[Collected data]

========================================================================

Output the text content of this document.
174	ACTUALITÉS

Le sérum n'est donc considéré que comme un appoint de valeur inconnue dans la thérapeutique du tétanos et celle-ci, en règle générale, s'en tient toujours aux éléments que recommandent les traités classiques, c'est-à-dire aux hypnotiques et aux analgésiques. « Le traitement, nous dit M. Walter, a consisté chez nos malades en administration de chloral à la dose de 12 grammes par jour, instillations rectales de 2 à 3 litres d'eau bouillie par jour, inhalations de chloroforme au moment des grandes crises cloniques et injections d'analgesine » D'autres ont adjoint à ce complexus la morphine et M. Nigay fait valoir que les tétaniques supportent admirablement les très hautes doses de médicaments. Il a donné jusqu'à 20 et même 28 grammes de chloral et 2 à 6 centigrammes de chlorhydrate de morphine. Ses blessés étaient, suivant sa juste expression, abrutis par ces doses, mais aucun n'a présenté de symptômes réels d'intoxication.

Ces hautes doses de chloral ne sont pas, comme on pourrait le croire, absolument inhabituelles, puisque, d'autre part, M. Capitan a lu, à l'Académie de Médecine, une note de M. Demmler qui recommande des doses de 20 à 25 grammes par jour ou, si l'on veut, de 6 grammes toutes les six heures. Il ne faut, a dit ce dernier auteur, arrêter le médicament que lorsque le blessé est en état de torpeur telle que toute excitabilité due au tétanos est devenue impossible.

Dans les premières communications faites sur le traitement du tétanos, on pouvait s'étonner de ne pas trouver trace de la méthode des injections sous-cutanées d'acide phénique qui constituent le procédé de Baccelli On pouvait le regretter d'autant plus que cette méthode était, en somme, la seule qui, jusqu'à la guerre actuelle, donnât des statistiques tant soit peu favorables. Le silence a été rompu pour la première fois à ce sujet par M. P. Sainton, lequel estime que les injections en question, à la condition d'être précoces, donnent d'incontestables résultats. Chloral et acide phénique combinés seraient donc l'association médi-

========================================================================

> PROBLEM TO WORK ON
Copy all the records above precisely.

> IN RESPONSE
Output the text content of this document.
174	ACTUALITÉS

Le sérum n'est donc considéré que comme un appoint de valeur inconnue dans la thérapeutique du tétanos et celle-ci, en règle générale, s'en tient toujours aux éléments que recommandent les traités classiques, c'est-à-dire aux hypnotiques et aux analgésiques. « Le traitement, nous dit M. Walter, a consisté chez nos malades en administration de chloral à la dose de 12 grammes par jour, instillations rectales de 2 à 3 litres d'eau bouillie par jour, inhalations de chloroforme au moment des grandes crises cloniques et injections d'analgesine » D'autres ont adjoint à ce complexus la morphine et M. Nigay fait valoir que les tétaniques supportent admirablement les très hautes doses de médicaments. Il a donné jusqu'à 20 et même 28 grammes de chloral et 2 à 6 centigrammes de chlorhydrate de morphine. Ses blessés étaient, suivant sa juste expression, abrutis par ces doses, mais aucun n'a présenté de symptômes réels d'intoxication.

Ces hautes doses de chloral ne sont pas, comme on pourrait le croire, absolument inhabituelles, puisque, d'autre part, M. Capitan a lu, à l'Académie de Médecine, une note de M. Demmler qui recommande des doses de 20 à 25 grammes par jour ou, si l'on veut, de 6 grammes toutes les six heures. Il ne faut, a dit ce dernier auteur, arrêter le médicament que lorsque le blessé est en état de torpeur telle que toute excitabilité due au tétanos est devenue impossible.

Dans les premières communications faites sur le traitement du tétanos, on pouvait s'étonner de ne pas trouver trace de la méthode des injections sous-cutanées d'acide phénique qui constituent le procédé de Baccelli On pouvait le regretter d'autant plus que cette méthode était, en somme, la seule qui, jusqu'à la guerre actuelle, donnât des statistiques tant soit peu favorables. Le silence a été rompu pour la première fois à ce sujet par M. P. Sainton, lequel estime que les injections en question, à la condition d'être précoces, donnent d'incontestables résultats. Chloral et acide phénique combinés seraient donc l'association médi-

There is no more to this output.